Entries from a dataset:
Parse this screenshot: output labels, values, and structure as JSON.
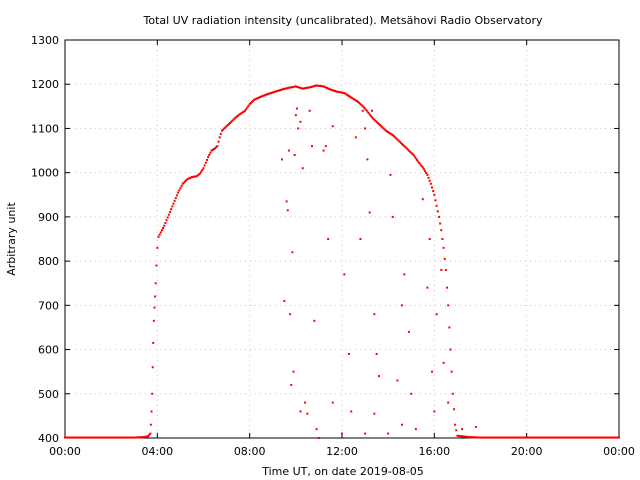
{
  "chart_data": {
    "type": "scatter",
    "title": "Total UV radiation intensity (uncalibrated). Metsähovi Radio Observatory",
    "xlabel": "Time UT, on date 2019-08-05",
    "ylabel": "Arbitrary unit",
    "xlim": [
      "00:00",
      "24:00"
    ],
    "ylim": [
      400,
      1300
    ],
    "x_unit": "hours UT",
    "x_ticks": [
      {
        "value": 0,
        "label": "00:00"
      },
      {
        "value": 4,
        "label": "04:00"
      },
      {
        "value": 8,
        "label": "08:00"
      },
      {
        "value": 12,
        "label": "12:00"
      },
      {
        "value": 16,
        "label": "16:00"
      },
      {
        "value": 20,
        "label": "20:00"
      },
      {
        "value": 24,
        "label": "00:00"
      }
    ],
    "y_ticks": [
      400,
      500,
      600,
      700,
      800,
      900,
      1000,
      1100,
      1200,
      1300
    ],
    "grid": true,
    "marker_color": "#ff0000",
    "series": [
      {
        "points": [
          [
            0.0,
            401
          ],
          [
            0.5,
            401
          ],
          [
            1.0,
            401
          ],
          [
            1.5,
            401
          ],
          [
            2.0,
            401
          ],
          [
            2.5,
            401
          ],
          [
            3.0,
            401
          ],
          [
            3.4,
            402
          ],
          [
            3.6,
            404
          ],
          [
            3.7,
            410
          ],
          [
            3.72,
            430
          ],
          [
            3.75,
            460
          ],
          [
            3.78,
            500
          ],
          [
            3.8,
            560
          ],
          [
            3.82,
            615
          ],
          [
            3.85,
            665
          ],
          [
            3.88,
            695
          ],
          [
            3.9,
            720
          ],
          [
            3.93,
            750
          ],
          [
            3.96,
            790
          ],
          [
            4.0,
            830
          ],
          [
            4.05,
            855
          ],
          [
            4.15,
            865
          ],
          [
            4.3,
            880
          ],
          [
            4.5,
            905
          ],
          [
            4.7,
            930
          ],
          [
            4.9,
            955
          ],
          [
            5.1,
            975
          ],
          [
            5.3,
            985
          ],
          [
            5.5,
            990
          ],
          [
            5.7,
            992
          ],
          [
            5.85,
            998
          ],
          [
            6.0,
            1010
          ],
          [
            6.2,
            1035
          ],
          [
            6.35,
            1050
          ],
          [
            6.5,
            1055
          ],
          [
            6.6,
            1060
          ],
          [
            6.7,
            1080
          ],
          [
            6.8,
            1095
          ],
          [
            7.0,
            1105
          ],
          [
            7.2,
            1115
          ],
          [
            7.4,
            1125
          ],
          [
            7.6,
            1133
          ],
          [
            7.8,
            1140
          ],
          [
            8.0,
            1155
          ],
          [
            8.2,
            1165
          ],
          [
            8.5,
            1172
          ],
          [
            8.8,
            1178
          ],
          [
            9.1,
            1183
          ],
          [
            9.4,
            1188
          ],
          [
            9.7,
            1192
          ],
          [
            10.0,
            1195
          ],
          [
            10.3,
            1190
          ],
          [
            10.6,
            1193
          ],
          [
            10.9,
            1197
          ],
          [
            11.2,
            1195
          ],
          [
            11.5,
            1188
          ],
          [
            11.8,
            1183
          ],
          [
            12.1,
            1180
          ],
          [
            12.4,
            1170
          ],
          [
            12.7,
            1160
          ],
          [
            13.0,
            1145
          ],
          [
            13.3,
            1125
          ],
          [
            13.6,
            1110
          ],
          [
            13.9,
            1095
          ],
          [
            14.2,
            1085
          ],
          [
            14.5,
            1070
          ],
          [
            14.8,
            1055
          ],
          [
            15.1,
            1040
          ],
          [
            15.3,
            1025
          ],
          [
            15.5,
            1012
          ],
          [
            15.7,
            995
          ],
          [
            15.85,
            975
          ],
          [
            16.0,
            950
          ],
          [
            16.1,
            925
          ],
          [
            16.2,
            900
          ],
          [
            16.3,
            870
          ],
          [
            16.4,
            830
          ],
          [
            16.5,
            780
          ],
          [
            16.6,
            700
          ],
          [
            16.7,
            600
          ],
          [
            16.8,
            500
          ],
          [
            16.9,
            430
          ],
          [
            17.0,
            405
          ],
          [
            17.5,
            402
          ],
          [
            18.0,
            401
          ],
          [
            18.5,
            401
          ],
          [
            19.0,
            401
          ],
          [
            20.0,
            401
          ],
          [
            21.0,
            401
          ],
          [
            22.0,
            401
          ],
          [
            23.0,
            401
          ],
          [
            24.0,
            401
          ]
        ]
      },
      {
        "points": [
          [
            9.4,
            1030
          ],
          [
            9.5,
            710
          ],
          [
            9.6,
            935
          ],
          [
            9.65,
            915
          ],
          [
            9.7,
            1050
          ],
          [
            9.75,
            680
          ],
          [
            9.8,
            520
          ],
          [
            9.85,
            820
          ],
          [
            9.9,
            550
          ],
          [
            9.95,
            1040
          ],
          [
            10.0,
            1130
          ],
          [
            10.05,
            1145
          ],
          [
            10.1,
            1100
          ],
          [
            10.2,
            1115
          ],
          [
            10.3,
            1010
          ],
          [
            10.4,
            480
          ],
          [
            10.5,
            455
          ],
          [
            10.6,
            1140
          ],
          [
            10.7,
            1060
          ],
          [
            10.8,
            665
          ],
          [
            11.0,
            400
          ],
          [
            11.2,
            1050
          ],
          [
            11.3,
            1060
          ],
          [
            11.4,
            850
          ],
          [
            11.6,
            1105
          ],
          [
            12.0,
            410
          ],
          [
            12.1,
            770
          ],
          [
            12.3,
            590
          ],
          [
            12.6,
            1080
          ],
          [
            12.8,
            850
          ],
          [
            12.9,
            1140
          ],
          [
            13.0,
            1100
          ],
          [
            13.1,
            1030
          ],
          [
            13.2,
            910
          ],
          [
            13.3,
            1140
          ],
          [
            13.4,
            680
          ],
          [
            13.5,
            590
          ],
          [
            13.6,
            540
          ],
          [
            14.1,
            995
          ],
          [
            14.2,
            900
          ],
          [
            14.4,
            530
          ],
          [
            14.6,
            700
          ],
          [
            14.7,
            770
          ],
          [
            14.9,
            640
          ],
          [
            15.0,
            500
          ],
          [
            15.5,
            940
          ],
          [
            15.7,
            740
          ],
          [
            15.8,
            850
          ],
          [
            15.9,
            550
          ],
          [
            16.0,
            460
          ],
          [
            16.1,
            680
          ],
          [
            16.3,
            780
          ],
          [
            16.4,
            570
          ],
          [
            16.6,
            480
          ],
          [
            10.2,
            460
          ],
          [
            10.9,
            420
          ],
          [
            11.6,
            480
          ],
          [
            12.4,
            460
          ],
          [
            13.0,
            410
          ],
          [
            13.4,
            455
          ],
          [
            14.0,
            410
          ],
          [
            14.6,
            430
          ],
          [
            15.2,
            420
          ],
          [
            17.2,
            420
          ],
          [
            17.8,
            425
          ]
        ]
      }
    ]
  }
}
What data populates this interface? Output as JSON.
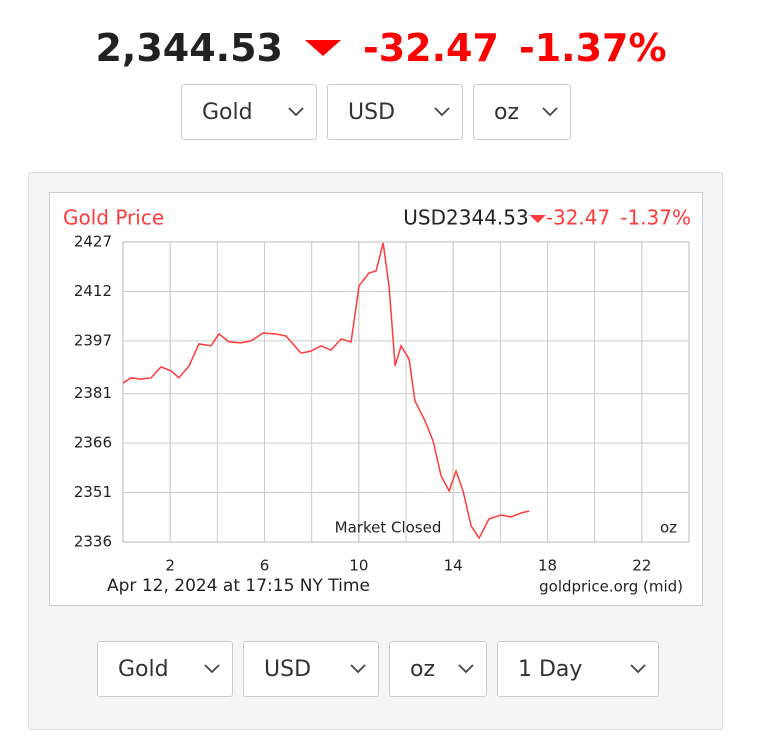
{
  "header": {
    "price": "2,344.53",
    "change": "-32.47",
    "percent": "-1.37%"
  },
  "top_selectors": [
    "Gold",
    "USD",
    "oz"
  ],
  "bottom_selectors": [
    "Gold",
    "USD",
    "oz",
    "1 Day"
  ],
  "chart_data": {
    "type": "line",
    "title": "Gold Price",
    "price_label": "USD2344.53",
    "change": "-32.47",
    "percent": "-1.37%",
    "annotations": [
      "Market Closed",
      "oz"
    ],
    "footer_left": "Apr 12, 2024 at 17:15 NY Time",
    "footer_right": "goldprice.org (mid)",
    "xlim": [
      0,
      24
    ],
    "xticks": [
      2,
      6,
      10,
      14,
      18,
      22
    ],
    "ylim": [
      2336,
      2427
    ],
    "yticks": [
      2336,
      2351,
      2366,
      2381,
      2397,
      2412,
      2427
    ],
    "grid": true,
    "series": [
      {
        "name": "Gold Price",
        "color": "#ff3b3b",
        "x": [
          0,
          0.34,
          0.76,
          1.19,
          1.61,
          2.04,
          2.37,
          2.8,
          3.22,
          3.73,
          4.07,
          4.5,
          5.0,
          5.43,
          5.94,
          6.49,
          6.91,
          7.55,
          7.97,
          8.4,
          8.82,
          9.25,
          9.67,
          10.01,
          10.43,
          10.73,
          11.03,
          11.28,
          11.54,
          11.79,
          12.13,
          12.38,
          12.81,
          13.15,
          13.49,
          13.83,
          14.12,
          14.42,
          14.76,
          15.1,
          15.52,
          16.03,
          16.45,
          16.88,
          17.22
        ],
        "values": [
          2384.2,
          2385.8,
          2385.4,
          2385.8,
          2389.1,
          2387.9,
          2385.8,
          2389.4,
          2396.1,
          2395.5,
          2399.1,
          2396.7,
          2396.4,
          2397.0,
          2399.4,
          2399.1,
          2398.5,
          2393.3,
          2393.9,
          2395.5,
          2394.2,
          2397.6,
          2396.7,
          2413.7,
          2417.6,
          2418.2,
          2426.7,
          2413.7,
          2389.4,
          2395.5,
          2391.5,
          2378.8,
          2372.7,
          2366.6,
          2356.0,
          2351.5,
          2357.5,
          2351.5,
          2340.9,
          2337.2,
          2343.0,
          2344.2,
          2343.6,
          2344.8,
          2345.4
        ]
      }
    ]
  }
}
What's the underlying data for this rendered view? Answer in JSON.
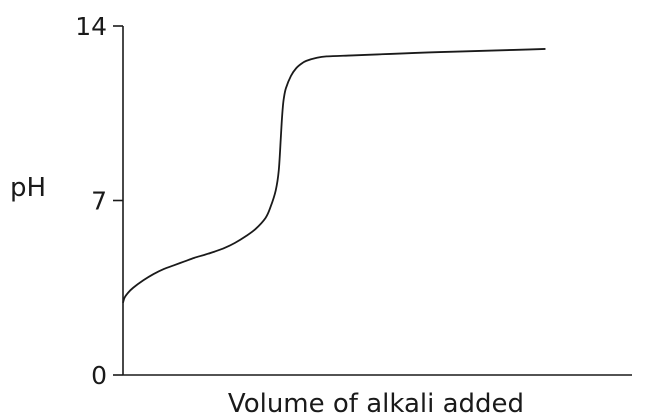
{
  "chart_data": {
    "type": "line",
    "title": "",
    "xlabel": "Volume of alkali added",
    "ylabel": "pH",
    "ylim": [
      0,
      14
    ],
    "yticks": [
      0,
      7,
      14
    ],
    "xticks": [],
    "grid": false,
    "series": [
      {
        "color": "#1a1a1a",
        "x": [
          0,
          0.3,
          1,
          2,
          4,
          6,
          8,
          10,
          12,
          14,
          16,
          18,
          20,
          22,
          24,
          26,
          28,
          29,
          30,
          30.6,
          31,
          31.2,
          31.4,
          31.6,
          32,
          33,
          34,
          35,
          36,
          38,
          40,
          45,
          50,
          55,
          60,
          65,
          70,
          75,
          80,
          83
        ],
        "y": [
          2.9,
          3.1,
          3.3,
          3.5,
          3.8,
          4.05,
          4.25,
          4.4,
          4.55,
          4.7,
          4.82,
          4.95,
          5.1,
          5.3,
          5.55,
          5.85,
          6.3,
          6.75,
          7.4,
          8.2,
          9.5,
          10.2,
          10.75,
          11.1,
          11.5,
          12.0,
          12.3,
          12.48,
          12.6,
          12.72,
          12.78,
          12.82,
          12.86,
          12.9,
          12.94,
          12.97,
          13.0,
          13.03,
          13.06,
          13.08
        ]
      }
    ]
  }
}
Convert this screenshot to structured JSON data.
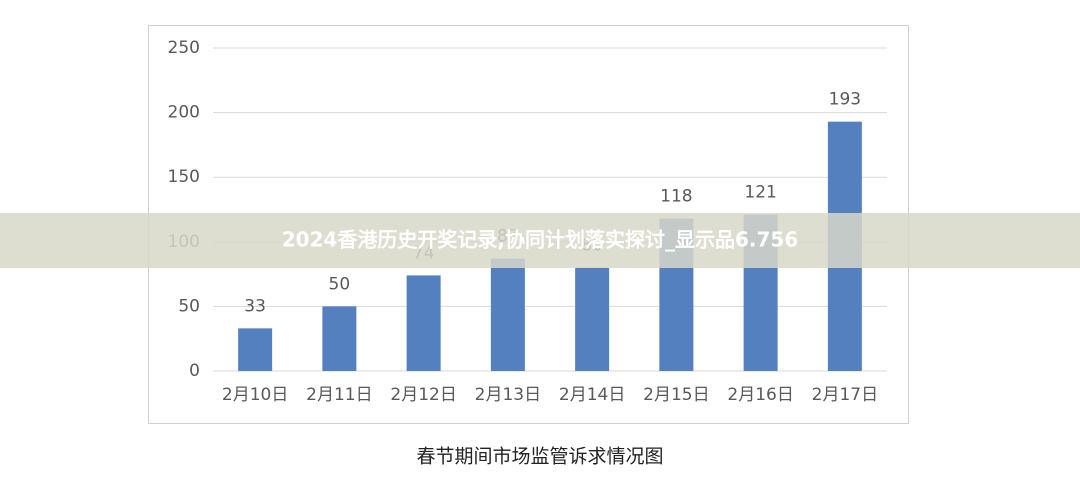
{
  "chart_data": {
    "type": "bar",
    "title": "春节期间市场监管诉求情况图",
    "categories": [
      "2月10日",
      "2月11日",
      "2月12日",
      "2月13日",
      "2月14日",
      "2月15日",
      "2月16日",
      "2月17日"
    ],
    "values": [
      33,
      50,
      74,
      87,
      80,
      118,
      121,
      193
    ],
    "color": "#5580c0",
    "ylim": [
      0,
      250
    ],
    "yticks": [
      0,
      50,
      100,
      150,
      200,
      250
    ],
    "grid": true
  },
  "banner": {
    "text": "2024香港历史开奖记录,协同计划落实探讨_显示品6.756"
  }
}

■ **Written exercise**
How many of the lines above include the word "Time"? Respond with the number alone.

■ **Exercise solution**
2